GIVEN EXERCISE => Every line of the material is to be quoted verbatim, minus the pictures.

RECORDS FOR THE EXERCISE =>
+++
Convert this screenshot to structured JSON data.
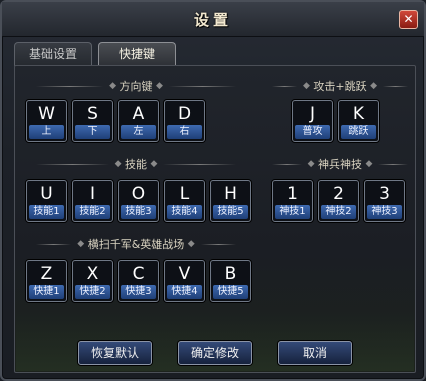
{
  "window": {
    "title": "设置",
    "close_label": "✕"
  },
  "tabs": [
    {
      "label": "基础设置",
      "active": false
    },
    {
      "label": "快捷键",
      "active": true
    }
  ],
  "sections": {
    "direction": "方向键",
    "attack_jump": "攻击+跳跃",
    "skills": "技能",
    "divine_skills": "神兵神技",
    "battlefield": "横扫千军&英雄战场"
  },
  "keys": {
    "direction": [
      {
        "key": "W",
        "func": "上"
      },
      {
        "key": "S",
        "func": "下"
      },
      {
        "key": "A",
        "func": "左"
      },
      {
        "key": "D",
        "func": "右"
      }
    ],
    "attack_jump": [
      {
        "key": "J",
        "func": "普攻"
      },
      {
        "key": "K",
        "func": "跳跃"
      }
    ],
    "skills": [
      {
        "key": "U",
        "func": "技能1"
      },
      {
        "key": "I",
        "func": "技能2"
      },
      {
        "key": "O",
        "func": "技能3"
      },
      {
        "key": "L",
        "func": "技能4"
      },
      {
        "key": "H",
        "func": "技能5"
      }
    ],
    "divine_skills": [
      {
        "key": "1",
        "func": "神技1"
      },
      {
        "key": "2",
        "func": "神技2"
      },
      {
        "key": "3",
        "func": "神技3"
      }
    ],
    "battlefield": [
      {
        "key": "Z",
        "func": "快捷1"
      },
      {
        "key": "X",
        "func": "快捷2"
      },
      {
        "key": "C",
        "func": "快捷3"
      },
      {
        "key": "V",
        "func": "快捷4"
      },
      {
        "key": "B",
        "func": "快捷5"
      }
    ]
  },
  "buttons": {
    "restore_default": "恢复默认",
    "confirm": "确定修改",
    "cancel": "取消"
  }
}
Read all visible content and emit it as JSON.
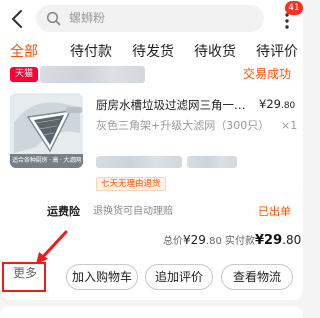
{
  "search": {
    "placeholder": "螺蛳粉"
  },
  "header": {
    "notification_count": "41"
  },
  "tabs": [
    {
      "label": "全部"
    },
    {
      "label": "待付款"
    },
    {
      "label": "待发货"
    },
    {
      "label": "待收货"
    },
    {
      "label": "待评价"
    }
  ],
  "order": {
    "shop_tag": "天猫",
    "status": "交易成功",
    "product": {
      "thumb_caption": "适合各种厨房 · 高 · 大滤网",
      "title": "厨房水槽垃圾过滤网三角一次性…",
      "price_main": "¥29",
      "price_decimal": ".80",
      "spec": "灰色三角架+升级大滤网（300只）",
      "qty": "×1",
      "return_tag": "七天无理由退货"
    },
    "insurance": {
      "label": "运费险",
      "desc": "退换货可自动理赔",
      "status": "已出单"
    },
    "totals": {
      "total_label": "总价",
      "total_main": "¥29",
      "total_decimal": ".80",
      "paid_label": "实付款",
      "paid_main": "¥29",
      "paid_decimal": ".80"
    },
    "actions": {
      "more": "更多",
      "add_cart": "加入购物车",
      "add_review": "追加评价",
      "logistics": "查看物流"
    }
  },
  "colors": {
    "accent": "#ff5000",
    "tmall": "#ff0036",
    "highlight_box": "#f01b1b"
  }
}
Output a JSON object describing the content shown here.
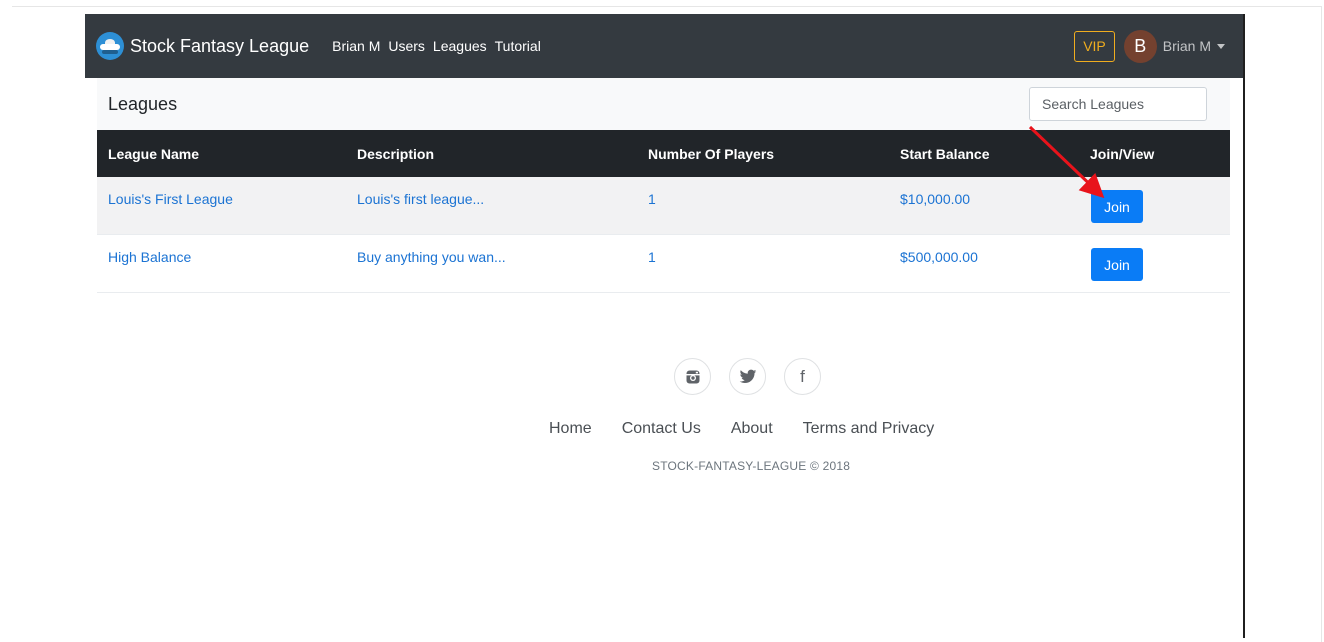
{
  "navbar": {
    "brand": "Stock Fantasy League",
    "links": [
      "Brian M",
      "Users",
      "Leagues",
      "Tutorial"
    ],
    "vip_label": "VIP",
    "avatar_initial": "B",
    "user_name": "Brian M",
    "logo_icon": "stock-fantasy-logo-icon"
  },
  "page": {
    "title": "Leagues",
    "search_placeholder": "Search Leagues"
  },
  "table": {
    "columns": [
      "League Name",
      "Description",
      "Number Of Players",
      "Start Balance",
      "Join/View"
    ],
    "rows": [
      {
        "name": "Louis's First League",
        "description": "Louis's first league...",
        "players": "1",
        "balance": "$10,000.00",
        "action": "Join"
      },
      {
        "name": "High Balance",
        "description": "Buy anything you wan...",
        "players": "1",
        "balance": "$500,000.00",
        "action": "Join"
      }
    ]
  },
  "footer": {
    "social_icons": [
      "instagram-icon",
      "twitter-icon",
      "facebook-icon"
    ],
    "social_glyphs": [
      "◙",
      "🐦",
      "f"
    ],
    "links": [
      "Home",
      "Contact Us",
      "About",
      "Terms and Privacy"
    ],
    "copyright": "STOCK-FANTASY-LEAGUE © 2018"
  },
  "colors": {
    "navbar": "#343a40",
    "vip": "#f0ad1f",
    "avatar": "#74412f",
    "link": "#1b73d3",
    "button": "#0a7cf6",
    "annotation_arrow": "#e8131b"
  }
}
+++
THE ANSWER =>
Convert this screenshot to structured JSON data.
{
  "window": {
    "title": "设置",
    "close_label": "✕"
  },
  "tabs": [
    {
      "label": "基础设置",
      "active": false
    },
    {
      "label": "快捷键",
      "active": true
    }
  ],
  "sections": {
    "direction": "方向键",
    "attack_jump": "攻击+跳跃",
    "skills": "技能",
    "divine_skills": "神兵神技",
    "battlefield": "横扫千军&英雄战场"
  },
  "keys": {
    "direction": [
      {
        "key": "W",
        "func": "上"
      },
      {
        "key": "S",
        "func": "下"
      },
      {
        "key": "A",
        "func": "左"
      },
      {
        "key": "D",
        "func": "右"
      }
    ],
    "attack_jump": [
      {
        "key": "J",
        "func": "普攻"
      },
      {
        "key": "K",
        "func": "跳跃"
      }
    ],
    "skills": [
      {
        "key": "U",
        "func": "技能1"
      },
      {
        "key": "I",
        "func": "技能2"
      },
      {
        "key": "O",
        "func": "技能3"
      },
      {
        "key": "L",
        "func": "技能4"
      },
      {
        "key": "H",
        "func": "技能5"
      }
    ],
    "divine_skills": [
      {
        "key": "1",
        "func": "神技1"
      },
      {
        "key": "2",
        "func": "神技2"
      },
      {
        "key": "3",
        "func": "神技3"
      }
    ],
    "battlefield": [
      {
        "key": "Z",
        "func": "快捷1"
      },
      {
        "key": "X",
        "func": "快捷2"
      },
      {
        "key": "C",
        "func": "快捷3"
      },
      {
        "key": "V",
        "func": "快捷4"
      },
      {
        "key": "B",
        "func": "快捷5"
      }
    ]
  },
  "buttons": {
    "restore_default": "恢复默认",
    "confirm": "确定修改",
    "cancel": "取消"
  }
}
Read all visible content and emit it as JSON.
{
  "search": {
    "placeholder": "螺蛳粉"
  },
  "header": {
    "notification_count": "41"
  },
  "tabs": [
    {
      "label": "全部"
    },
    {
      "label": "待付款"
    },
    {
      "label": "待发货"
    },
    {
      "label": "待收货"
    },
    {
      "label": "待评价"
    }
  ],
  "order": {
    "shop_tag": "天猫",
    "status": "交易成功",
    "product": {
      "thumb_caption": "适合各种厨房 · 高 · 大滤网",
      "title": "厨房水槽垃圾过滤网三角一次性…",
      "price_main": "¥29",
      "price_decimal": ".80",
      "spec": "灰色三角架+升级大滤网（300只）",
      "qty": "×1",
      "return_tag": "七天无理由退货"
    },
    "insurance": {
      "label": "运费险",
      "desc": "退换货可自动理赔",
      "status": "已出单"
    },
    "totals": {
      "total_label": "总价",
      "total_main": "¥29",
      "total_decimal": ".80",
      "paid_label": "实付款",
      "paid_main": "¥29",
      "paid_decimal": ".80"
    },
    "actions": {
      "more": "更多",
      "add_cart": "加入购物车",
      "add_review": "追加评价",
      "logistics": "查看物流"
    }
  },
  "colors": {
    "accent": "#ff5000",
    "tmall": "#ff0036",
    "highlight_box": "#f01b1b"
  }
}
Output a JSON object describing the content shown here.
{
  "navbar": {
    "brand": "Stock Fantasy League",
    "links": [
      "Brian M",
      "Users",
      "Leagues",
      "Tutorial"
    ],
    "vip_label": "VIP",
    "avatar_initial": "B",
    "user_name": "Brian M",
    "logo_icon": "stock-fantasy-logo-icon"
  },
  "page": {
    "title": "Leagues",
    "search_placeholder": "Search Leagues"
  },
  "table": {
    "columns": [
      "League Name",
      "Description",
      "Number Of Players",
      "Start Balance",
      "Join/View"
    ],
    "rows": [
      {
        "name": "Louis's First League",
        "description": "Louis's first league...",
        "players": "1",
        "balance": "$10,000.00",
        "action": "Join"
      },
      {
        "name": "High Balance",
        "description": "Buy anything you wan...",
        "players": "1",
        "balance": "$500,000.00",
        "action": "Join"
      }
    ]
  },
  "footer": {
    "social_icons": [
      "instagram-icon",
      "twitter-icon",
      "facebook-icon"
    ],
    "social_glyphs": [
      "◙",
      "🐦",
      "f"
    ],
    "links": [
      "Home",
      "Contact Us",
      "About",
      "Terms and Privacy"
    ],
    "copyright": "STOCK-FANTASY-LEAGUE © 2018"
  },
  "colors": {
    "navbar": "#343a40",
    "vip": "#f0ad1f",
    "avatar": "#74412f",
    "link": "#1b73d3",
    "button": "#0a7cf6",
    "annotation_arrow": "#e8131b"
  }
}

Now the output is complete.